*** THE INPUT ***
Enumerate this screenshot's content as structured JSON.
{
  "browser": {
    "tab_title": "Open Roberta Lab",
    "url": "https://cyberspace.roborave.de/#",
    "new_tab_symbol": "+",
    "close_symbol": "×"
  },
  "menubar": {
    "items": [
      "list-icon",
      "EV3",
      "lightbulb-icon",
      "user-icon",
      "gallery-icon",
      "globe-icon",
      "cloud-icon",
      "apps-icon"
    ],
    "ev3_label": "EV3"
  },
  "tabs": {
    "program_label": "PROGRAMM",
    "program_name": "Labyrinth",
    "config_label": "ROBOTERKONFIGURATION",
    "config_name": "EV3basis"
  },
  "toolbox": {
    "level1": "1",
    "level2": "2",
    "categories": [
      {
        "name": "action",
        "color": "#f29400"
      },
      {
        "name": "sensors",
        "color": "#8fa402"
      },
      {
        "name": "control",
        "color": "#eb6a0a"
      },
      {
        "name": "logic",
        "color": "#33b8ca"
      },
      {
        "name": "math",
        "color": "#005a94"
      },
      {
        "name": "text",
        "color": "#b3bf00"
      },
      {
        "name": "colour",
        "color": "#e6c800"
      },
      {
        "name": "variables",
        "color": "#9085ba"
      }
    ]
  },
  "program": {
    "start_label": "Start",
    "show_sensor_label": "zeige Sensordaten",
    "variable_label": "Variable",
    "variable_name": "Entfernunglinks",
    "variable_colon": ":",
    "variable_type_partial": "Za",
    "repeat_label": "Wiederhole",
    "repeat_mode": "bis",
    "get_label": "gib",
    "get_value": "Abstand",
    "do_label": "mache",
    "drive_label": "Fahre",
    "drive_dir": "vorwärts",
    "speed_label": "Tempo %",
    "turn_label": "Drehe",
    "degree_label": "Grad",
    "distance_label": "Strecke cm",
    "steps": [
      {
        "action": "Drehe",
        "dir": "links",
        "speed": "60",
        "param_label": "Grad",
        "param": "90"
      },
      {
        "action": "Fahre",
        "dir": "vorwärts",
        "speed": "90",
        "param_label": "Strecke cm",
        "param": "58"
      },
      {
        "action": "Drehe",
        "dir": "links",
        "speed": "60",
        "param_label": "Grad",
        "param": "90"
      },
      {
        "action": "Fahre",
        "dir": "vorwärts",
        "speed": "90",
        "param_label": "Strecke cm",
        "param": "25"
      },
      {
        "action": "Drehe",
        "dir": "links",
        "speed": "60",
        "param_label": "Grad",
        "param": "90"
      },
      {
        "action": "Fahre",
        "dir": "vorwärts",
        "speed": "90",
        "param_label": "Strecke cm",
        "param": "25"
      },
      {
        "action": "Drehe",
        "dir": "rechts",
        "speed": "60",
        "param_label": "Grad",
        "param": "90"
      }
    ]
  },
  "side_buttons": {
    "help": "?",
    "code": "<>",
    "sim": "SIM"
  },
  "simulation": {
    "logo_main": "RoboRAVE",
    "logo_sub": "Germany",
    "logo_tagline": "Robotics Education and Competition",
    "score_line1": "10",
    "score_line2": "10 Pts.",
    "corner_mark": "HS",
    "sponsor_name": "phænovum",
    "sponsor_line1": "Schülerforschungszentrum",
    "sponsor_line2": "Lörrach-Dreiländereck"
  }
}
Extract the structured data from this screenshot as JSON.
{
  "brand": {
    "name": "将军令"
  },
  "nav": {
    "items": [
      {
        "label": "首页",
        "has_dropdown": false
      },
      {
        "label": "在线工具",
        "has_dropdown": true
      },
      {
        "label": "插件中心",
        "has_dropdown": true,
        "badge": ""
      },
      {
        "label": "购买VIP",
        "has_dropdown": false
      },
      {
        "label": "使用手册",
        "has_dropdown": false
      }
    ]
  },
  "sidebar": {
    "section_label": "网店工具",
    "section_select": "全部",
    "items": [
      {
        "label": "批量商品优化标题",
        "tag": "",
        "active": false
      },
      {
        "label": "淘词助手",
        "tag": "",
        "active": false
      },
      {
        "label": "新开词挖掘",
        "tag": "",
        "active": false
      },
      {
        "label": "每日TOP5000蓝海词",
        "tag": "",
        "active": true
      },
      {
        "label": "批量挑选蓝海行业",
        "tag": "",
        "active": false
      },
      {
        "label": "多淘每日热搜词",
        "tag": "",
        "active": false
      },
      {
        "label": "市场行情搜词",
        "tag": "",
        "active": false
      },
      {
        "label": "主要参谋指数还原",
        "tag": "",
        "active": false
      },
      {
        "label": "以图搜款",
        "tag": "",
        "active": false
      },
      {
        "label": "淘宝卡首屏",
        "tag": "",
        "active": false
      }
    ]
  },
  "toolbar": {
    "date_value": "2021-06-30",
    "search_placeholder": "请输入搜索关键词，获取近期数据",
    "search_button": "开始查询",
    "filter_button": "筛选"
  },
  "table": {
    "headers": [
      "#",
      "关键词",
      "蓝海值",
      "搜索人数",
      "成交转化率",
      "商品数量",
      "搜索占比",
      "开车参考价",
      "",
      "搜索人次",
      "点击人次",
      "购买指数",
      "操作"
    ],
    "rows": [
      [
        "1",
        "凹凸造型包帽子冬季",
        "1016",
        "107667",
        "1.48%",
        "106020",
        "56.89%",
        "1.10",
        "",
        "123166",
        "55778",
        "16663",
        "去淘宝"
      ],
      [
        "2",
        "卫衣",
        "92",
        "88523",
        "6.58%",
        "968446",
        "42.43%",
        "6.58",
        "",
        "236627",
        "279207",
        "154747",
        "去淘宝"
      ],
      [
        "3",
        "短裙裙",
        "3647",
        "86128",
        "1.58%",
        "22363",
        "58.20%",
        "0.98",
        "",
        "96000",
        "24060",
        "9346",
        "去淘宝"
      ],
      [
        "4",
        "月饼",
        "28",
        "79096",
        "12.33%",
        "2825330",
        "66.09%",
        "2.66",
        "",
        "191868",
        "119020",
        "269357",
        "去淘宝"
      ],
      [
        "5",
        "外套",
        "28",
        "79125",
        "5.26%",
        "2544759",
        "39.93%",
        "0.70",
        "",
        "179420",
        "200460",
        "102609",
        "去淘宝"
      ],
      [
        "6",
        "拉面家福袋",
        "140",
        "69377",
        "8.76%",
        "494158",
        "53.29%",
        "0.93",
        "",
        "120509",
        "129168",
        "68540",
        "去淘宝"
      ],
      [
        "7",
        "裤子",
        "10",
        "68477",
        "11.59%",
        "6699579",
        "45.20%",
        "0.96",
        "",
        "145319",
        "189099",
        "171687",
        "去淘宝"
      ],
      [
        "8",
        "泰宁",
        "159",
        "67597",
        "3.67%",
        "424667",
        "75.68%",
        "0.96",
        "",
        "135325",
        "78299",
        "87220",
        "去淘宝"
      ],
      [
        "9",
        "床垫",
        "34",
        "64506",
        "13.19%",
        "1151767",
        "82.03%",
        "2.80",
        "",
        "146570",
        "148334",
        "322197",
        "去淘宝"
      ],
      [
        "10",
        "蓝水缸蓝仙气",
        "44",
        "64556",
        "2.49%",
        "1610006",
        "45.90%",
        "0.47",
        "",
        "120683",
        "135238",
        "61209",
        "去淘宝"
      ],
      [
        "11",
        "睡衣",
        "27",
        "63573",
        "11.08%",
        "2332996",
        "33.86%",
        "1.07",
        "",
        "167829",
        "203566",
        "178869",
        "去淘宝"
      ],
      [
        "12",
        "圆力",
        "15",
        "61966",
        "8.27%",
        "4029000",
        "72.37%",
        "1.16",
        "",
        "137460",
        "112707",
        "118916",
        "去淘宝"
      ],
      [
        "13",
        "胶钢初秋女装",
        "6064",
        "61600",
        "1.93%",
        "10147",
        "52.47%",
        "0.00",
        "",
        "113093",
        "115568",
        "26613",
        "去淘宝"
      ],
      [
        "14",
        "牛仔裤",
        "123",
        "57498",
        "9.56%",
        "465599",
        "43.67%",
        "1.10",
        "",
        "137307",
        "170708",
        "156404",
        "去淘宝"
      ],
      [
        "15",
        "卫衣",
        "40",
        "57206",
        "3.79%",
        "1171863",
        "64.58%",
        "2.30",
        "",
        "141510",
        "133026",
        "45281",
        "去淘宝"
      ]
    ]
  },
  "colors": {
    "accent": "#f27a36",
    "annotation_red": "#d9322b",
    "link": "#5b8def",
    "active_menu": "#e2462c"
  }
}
***
▶ _TASK_
Each line above that holds the string "structured" should be copied and shown.

▶ _OUTPUT OF THE TASK_
Enumerate this screenshot's content as structured JSON.
Extract the structured data from this screenshot as JSON.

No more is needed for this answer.